Stored data:

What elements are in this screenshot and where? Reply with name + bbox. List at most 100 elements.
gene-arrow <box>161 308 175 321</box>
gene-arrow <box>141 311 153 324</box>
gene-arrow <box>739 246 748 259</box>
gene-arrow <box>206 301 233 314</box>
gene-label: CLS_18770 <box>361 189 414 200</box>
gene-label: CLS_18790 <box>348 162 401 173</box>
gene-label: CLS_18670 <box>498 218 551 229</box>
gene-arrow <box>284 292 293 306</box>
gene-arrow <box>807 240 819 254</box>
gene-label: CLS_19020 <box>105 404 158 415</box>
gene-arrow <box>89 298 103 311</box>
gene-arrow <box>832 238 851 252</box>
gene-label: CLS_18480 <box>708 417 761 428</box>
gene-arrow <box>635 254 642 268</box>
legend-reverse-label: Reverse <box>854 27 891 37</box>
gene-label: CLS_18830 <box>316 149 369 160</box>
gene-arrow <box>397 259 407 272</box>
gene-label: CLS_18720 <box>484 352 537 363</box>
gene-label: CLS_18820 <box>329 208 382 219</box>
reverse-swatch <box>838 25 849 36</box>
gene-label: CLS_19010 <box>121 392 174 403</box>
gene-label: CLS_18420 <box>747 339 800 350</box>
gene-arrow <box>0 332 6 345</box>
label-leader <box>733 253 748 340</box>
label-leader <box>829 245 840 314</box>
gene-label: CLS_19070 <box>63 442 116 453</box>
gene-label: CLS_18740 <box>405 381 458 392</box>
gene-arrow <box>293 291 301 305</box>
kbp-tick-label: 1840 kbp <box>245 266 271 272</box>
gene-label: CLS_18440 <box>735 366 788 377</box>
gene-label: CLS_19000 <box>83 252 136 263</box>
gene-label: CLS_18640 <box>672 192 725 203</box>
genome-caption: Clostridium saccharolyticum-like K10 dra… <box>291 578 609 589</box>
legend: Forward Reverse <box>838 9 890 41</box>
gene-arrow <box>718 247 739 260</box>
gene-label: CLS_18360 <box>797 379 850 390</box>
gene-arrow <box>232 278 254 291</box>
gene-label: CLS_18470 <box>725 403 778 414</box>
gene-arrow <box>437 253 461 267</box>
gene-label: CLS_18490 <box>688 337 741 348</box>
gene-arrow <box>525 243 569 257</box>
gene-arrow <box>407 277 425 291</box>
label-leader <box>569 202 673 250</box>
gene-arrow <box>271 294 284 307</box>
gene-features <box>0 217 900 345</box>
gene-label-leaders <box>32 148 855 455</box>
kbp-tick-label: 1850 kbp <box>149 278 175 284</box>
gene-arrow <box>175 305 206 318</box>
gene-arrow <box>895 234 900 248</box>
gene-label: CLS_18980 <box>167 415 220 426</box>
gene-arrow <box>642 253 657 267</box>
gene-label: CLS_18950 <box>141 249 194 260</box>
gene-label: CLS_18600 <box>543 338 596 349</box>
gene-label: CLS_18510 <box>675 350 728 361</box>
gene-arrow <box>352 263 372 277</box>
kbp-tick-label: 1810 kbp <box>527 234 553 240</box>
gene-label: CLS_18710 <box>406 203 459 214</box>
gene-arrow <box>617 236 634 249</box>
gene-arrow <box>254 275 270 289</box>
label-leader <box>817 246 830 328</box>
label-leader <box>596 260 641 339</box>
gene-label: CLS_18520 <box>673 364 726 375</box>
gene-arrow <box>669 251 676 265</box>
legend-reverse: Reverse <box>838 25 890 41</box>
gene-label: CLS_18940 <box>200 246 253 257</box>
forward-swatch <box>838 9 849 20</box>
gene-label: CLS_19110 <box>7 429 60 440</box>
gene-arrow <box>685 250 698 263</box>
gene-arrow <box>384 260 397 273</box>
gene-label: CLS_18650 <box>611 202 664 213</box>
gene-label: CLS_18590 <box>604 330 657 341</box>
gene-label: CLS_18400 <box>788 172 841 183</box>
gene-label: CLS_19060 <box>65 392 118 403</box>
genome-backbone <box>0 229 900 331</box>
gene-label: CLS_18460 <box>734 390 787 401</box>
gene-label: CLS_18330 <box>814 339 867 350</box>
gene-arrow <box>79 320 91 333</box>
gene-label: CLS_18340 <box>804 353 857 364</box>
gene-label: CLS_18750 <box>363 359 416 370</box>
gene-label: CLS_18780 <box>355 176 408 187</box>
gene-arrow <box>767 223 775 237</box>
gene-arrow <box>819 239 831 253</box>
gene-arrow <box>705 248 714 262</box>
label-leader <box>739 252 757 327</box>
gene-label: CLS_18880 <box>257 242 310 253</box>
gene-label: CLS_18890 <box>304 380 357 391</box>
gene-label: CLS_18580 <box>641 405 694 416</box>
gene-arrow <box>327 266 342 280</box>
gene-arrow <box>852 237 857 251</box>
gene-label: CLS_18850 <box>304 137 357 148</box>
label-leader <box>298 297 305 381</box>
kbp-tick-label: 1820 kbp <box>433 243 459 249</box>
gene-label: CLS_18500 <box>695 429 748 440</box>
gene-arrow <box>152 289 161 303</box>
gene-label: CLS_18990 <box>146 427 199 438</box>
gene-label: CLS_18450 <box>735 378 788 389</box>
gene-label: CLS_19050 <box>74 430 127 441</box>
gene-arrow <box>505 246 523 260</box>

_WHAT THE EXERCISE ASKS_
Each line of the entries that holds "genome" should be counted, and only the total given.

_WORKED SOLUTION_
2